▶ [EXCERPT PROVIDED]
--------------------

Local wild Milkweed and a friend

Friday, October 17, 2014

The plan for this blog was to write about plants and their uses.
(Though I don't like talking about "using" plants. I'd rather talking about "working with" them, since we are all life, they no less than us.)
But...I wasn't feeling very motivated to write. Then, I decided what I really needed was to make myself vulnerable: to write about the plants along with the everyday journey, lessons, successes, and failures. I've been loving this quote from Brene Brown:

"Courage is the ability to tell your story and like who you are in the process of doing that."

I began this crazy journey, that even I sometimes wonder, "What the heck what I was thinking???" (For more about that, see the new sidebar, "About Me" section.) I often feel alone on this path, wishing the old timers were still around, Euell Gibbons, Tommie Bass, the medicine women, and the rest, to learn from in the old ways. Now we're learning all this old knowledge from books, the internet, and the few still practicing these ways, like my fabulous friend, Ed, one of the best men in the world. He's a 70ish man with a mischievous smile and a sawmill who just gave me a "go-devil," or what others would call a maul. He's got a thick accent that you can't always understand and called me up the other day asking if he could bring me a truckload of wood just because. There are so many good people around here, though, if you just get to know them.

--------------------

Rows excerpted from a collection

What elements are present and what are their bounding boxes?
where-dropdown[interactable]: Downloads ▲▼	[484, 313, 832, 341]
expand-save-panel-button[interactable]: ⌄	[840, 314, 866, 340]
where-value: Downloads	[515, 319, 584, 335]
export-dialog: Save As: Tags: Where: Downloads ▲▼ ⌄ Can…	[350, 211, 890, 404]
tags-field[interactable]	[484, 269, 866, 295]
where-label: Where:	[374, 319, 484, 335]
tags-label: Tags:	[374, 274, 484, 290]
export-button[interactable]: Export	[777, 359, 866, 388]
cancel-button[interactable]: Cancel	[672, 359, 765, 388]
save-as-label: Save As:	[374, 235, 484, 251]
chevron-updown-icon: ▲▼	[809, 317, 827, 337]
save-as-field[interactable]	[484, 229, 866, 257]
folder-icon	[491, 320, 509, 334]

--------------------

▶ [WHAT YOU ARE ASKED TO DO] Continue the blog post "Local wild Milkweed and a friend" from the point where it stops, beginning after its final sentence.

▶ [RESULT FOR THIS TASK]
From here on out, I'll be writing about these everyday adventures in life and learning, along with pictures of rural mountain life and the plants I work with for food and medicine. There will be some education about the how and why of those beloved plants. My plan, though I'm trying to accept constant evolution, is to offer a post per week. Two will be completely free and accessible to everyone. The other two will be sent to you for a small monthly donation. They'll be more specifically about working with plants and go more in-depth. Your donation will help support the work I'm doing and those entries will be later combined into a book or books that will be partly super detailed plant identification, along with many many identifying pictures, stories, directions, and recipes. More on that later, stay tuned...

Sound good? Okay, let's hit the trail!

Witch hazel - Hamamelis virginiana

Our first plant is one of my favorite native shrubs. If you stick around, you'll learn I have lots of favorites :) Witch hazel is blooming near me right now. There's one other species that is native to the south central region that blooms in the spring (Hamamelis vernalis), but you'll see it planted around sometimes. Their family, Hamamelidaceae, doesn't have many other local plants in it, besides Sweet Gum. 

There's just something about seeing this beautiful, eye-catching flower. It blooms either when the sun is just coming back or is about to leave for the season. For me, it's like my own internal sunshine. This plant's bark is the stuff that the witch hazel liquid you find in the store is made from. It's great for skin! Whether it be for acne or a postnatal sitz bath, witch hazel is awesome.

One fabulous fact I learned from my mentor was that you don't have to use the bark, if you're like me and you vicariously feel the pain of the plant when you cut the bark. You can actually "work with" the twigs. Just prune them and add them to the formula in the same way. However, if you are going to harvest bark, never ever harvest it in a ring around the tree/shrub! That will kill it because all the plant's nutrient delivery systems are right under the skin. So, shave the bark in a narrow vertical strip.

I'm about to make my own bottle of witch hazel goodness. When it comes out, I'll share the recipe.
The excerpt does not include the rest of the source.